Given problem:
Gather all lines in the entries below that include the word "JSON".

Raw records:
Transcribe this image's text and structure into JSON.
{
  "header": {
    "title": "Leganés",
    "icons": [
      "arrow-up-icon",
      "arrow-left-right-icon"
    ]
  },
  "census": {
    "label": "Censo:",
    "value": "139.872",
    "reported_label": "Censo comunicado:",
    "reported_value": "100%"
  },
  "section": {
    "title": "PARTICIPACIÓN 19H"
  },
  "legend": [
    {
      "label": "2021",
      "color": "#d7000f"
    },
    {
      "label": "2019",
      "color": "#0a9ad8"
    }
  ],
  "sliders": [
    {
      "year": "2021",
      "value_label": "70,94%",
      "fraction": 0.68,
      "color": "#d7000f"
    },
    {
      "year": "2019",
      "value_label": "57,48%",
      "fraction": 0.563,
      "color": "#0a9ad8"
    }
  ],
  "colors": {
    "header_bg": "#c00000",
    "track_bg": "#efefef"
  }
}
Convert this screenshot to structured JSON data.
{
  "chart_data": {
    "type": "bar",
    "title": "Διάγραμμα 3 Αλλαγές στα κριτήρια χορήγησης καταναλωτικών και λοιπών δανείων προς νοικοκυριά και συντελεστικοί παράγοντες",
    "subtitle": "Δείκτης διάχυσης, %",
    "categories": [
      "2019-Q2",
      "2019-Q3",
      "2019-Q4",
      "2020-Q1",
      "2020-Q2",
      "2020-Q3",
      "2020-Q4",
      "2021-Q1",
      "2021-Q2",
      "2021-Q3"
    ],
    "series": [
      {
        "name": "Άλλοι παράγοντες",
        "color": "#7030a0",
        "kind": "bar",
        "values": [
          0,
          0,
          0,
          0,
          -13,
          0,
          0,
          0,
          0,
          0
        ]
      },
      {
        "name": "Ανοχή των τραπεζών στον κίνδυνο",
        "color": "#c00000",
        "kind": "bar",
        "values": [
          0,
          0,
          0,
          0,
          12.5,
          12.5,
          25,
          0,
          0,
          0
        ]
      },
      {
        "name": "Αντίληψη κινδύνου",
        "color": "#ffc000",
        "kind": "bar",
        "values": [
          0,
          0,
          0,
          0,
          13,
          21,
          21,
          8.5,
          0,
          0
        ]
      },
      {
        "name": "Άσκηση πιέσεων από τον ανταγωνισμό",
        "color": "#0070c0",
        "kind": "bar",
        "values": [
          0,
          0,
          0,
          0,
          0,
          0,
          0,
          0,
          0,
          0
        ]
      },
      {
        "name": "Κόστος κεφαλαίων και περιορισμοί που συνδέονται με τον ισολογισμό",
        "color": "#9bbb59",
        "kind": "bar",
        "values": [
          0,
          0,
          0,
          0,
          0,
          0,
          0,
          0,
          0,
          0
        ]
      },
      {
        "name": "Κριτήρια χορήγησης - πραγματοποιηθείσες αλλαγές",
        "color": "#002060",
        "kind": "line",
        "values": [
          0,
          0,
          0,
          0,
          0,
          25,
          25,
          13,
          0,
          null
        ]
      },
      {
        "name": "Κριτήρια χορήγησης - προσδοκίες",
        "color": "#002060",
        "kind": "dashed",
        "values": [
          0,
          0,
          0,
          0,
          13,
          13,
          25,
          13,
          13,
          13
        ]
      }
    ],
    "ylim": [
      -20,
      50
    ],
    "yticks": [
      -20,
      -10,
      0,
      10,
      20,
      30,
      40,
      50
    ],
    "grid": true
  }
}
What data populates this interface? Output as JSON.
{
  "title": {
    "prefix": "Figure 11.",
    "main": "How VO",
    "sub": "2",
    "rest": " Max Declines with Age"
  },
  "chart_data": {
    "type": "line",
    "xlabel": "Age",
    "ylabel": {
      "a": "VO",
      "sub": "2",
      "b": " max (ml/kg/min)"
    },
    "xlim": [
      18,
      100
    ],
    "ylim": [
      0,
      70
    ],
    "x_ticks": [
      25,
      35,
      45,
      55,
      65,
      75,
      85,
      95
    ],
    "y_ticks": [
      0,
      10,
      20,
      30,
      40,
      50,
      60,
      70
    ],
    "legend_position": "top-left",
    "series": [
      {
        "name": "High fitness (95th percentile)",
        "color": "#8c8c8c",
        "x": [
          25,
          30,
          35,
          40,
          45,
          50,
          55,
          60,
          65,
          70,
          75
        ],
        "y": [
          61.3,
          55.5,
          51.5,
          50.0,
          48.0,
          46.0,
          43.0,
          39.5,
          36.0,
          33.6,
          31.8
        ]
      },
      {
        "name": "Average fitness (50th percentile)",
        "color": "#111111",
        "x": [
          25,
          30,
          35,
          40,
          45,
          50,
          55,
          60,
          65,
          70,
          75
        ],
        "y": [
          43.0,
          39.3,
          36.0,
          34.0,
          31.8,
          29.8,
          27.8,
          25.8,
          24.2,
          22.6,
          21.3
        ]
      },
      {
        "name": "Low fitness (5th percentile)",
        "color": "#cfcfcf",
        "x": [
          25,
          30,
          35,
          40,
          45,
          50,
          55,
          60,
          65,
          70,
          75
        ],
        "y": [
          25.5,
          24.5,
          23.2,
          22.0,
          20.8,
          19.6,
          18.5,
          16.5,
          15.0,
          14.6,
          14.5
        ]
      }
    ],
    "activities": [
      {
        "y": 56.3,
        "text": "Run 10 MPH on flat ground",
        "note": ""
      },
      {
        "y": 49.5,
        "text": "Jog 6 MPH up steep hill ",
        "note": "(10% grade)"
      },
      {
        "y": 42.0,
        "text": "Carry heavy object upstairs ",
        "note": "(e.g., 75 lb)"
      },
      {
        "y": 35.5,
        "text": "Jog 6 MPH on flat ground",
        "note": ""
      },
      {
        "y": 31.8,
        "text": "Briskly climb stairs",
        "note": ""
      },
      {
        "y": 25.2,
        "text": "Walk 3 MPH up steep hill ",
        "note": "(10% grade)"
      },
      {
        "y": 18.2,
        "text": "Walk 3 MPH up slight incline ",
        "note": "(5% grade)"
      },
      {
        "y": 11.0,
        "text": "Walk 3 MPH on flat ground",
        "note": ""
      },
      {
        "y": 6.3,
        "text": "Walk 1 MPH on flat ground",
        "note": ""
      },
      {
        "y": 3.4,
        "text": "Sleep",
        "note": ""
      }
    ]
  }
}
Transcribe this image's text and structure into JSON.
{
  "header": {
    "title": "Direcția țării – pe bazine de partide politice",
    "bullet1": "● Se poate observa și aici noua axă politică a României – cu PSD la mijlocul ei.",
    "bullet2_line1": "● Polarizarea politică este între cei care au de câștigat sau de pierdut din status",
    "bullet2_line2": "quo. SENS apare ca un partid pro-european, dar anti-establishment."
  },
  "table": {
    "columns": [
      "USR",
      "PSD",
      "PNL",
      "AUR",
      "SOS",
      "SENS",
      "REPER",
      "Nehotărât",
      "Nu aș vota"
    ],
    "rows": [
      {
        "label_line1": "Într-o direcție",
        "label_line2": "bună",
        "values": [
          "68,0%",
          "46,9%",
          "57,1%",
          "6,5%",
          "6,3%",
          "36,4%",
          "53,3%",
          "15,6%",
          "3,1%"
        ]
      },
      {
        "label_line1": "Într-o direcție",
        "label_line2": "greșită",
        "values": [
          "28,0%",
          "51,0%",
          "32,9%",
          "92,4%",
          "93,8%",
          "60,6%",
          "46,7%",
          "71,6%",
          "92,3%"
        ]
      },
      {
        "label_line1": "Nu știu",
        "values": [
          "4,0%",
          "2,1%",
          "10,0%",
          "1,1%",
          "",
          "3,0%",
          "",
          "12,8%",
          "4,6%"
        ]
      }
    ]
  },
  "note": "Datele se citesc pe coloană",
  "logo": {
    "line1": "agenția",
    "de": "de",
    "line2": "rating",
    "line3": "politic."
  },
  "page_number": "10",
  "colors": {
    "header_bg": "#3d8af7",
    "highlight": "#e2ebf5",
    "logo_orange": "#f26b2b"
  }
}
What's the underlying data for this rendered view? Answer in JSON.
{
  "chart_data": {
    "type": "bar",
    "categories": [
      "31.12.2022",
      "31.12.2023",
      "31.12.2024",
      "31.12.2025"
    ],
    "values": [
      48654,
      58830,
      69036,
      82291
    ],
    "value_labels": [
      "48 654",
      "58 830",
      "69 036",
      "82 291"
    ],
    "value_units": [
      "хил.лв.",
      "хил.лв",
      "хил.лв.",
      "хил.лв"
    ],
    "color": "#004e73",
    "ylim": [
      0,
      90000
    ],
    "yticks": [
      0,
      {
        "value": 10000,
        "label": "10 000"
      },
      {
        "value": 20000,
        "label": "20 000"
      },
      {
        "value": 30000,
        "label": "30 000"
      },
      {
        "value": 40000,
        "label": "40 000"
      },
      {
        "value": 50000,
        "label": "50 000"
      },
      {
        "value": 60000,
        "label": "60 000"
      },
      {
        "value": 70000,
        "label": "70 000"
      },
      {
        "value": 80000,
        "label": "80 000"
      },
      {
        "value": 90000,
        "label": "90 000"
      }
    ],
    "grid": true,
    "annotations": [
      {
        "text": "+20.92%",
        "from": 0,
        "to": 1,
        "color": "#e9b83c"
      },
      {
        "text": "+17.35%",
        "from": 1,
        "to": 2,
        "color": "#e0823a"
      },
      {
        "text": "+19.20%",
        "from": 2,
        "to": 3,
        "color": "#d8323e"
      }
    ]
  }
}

Solution to this exercise:
Transcribe this image's text and structure into JSON.
Convert this screenshot to structured JSON data.
What data populates this interface? Output as JSON.
Transcribe this image's text and structure into JSON.
What's the underlying data for this rendered view? Answer in JSON.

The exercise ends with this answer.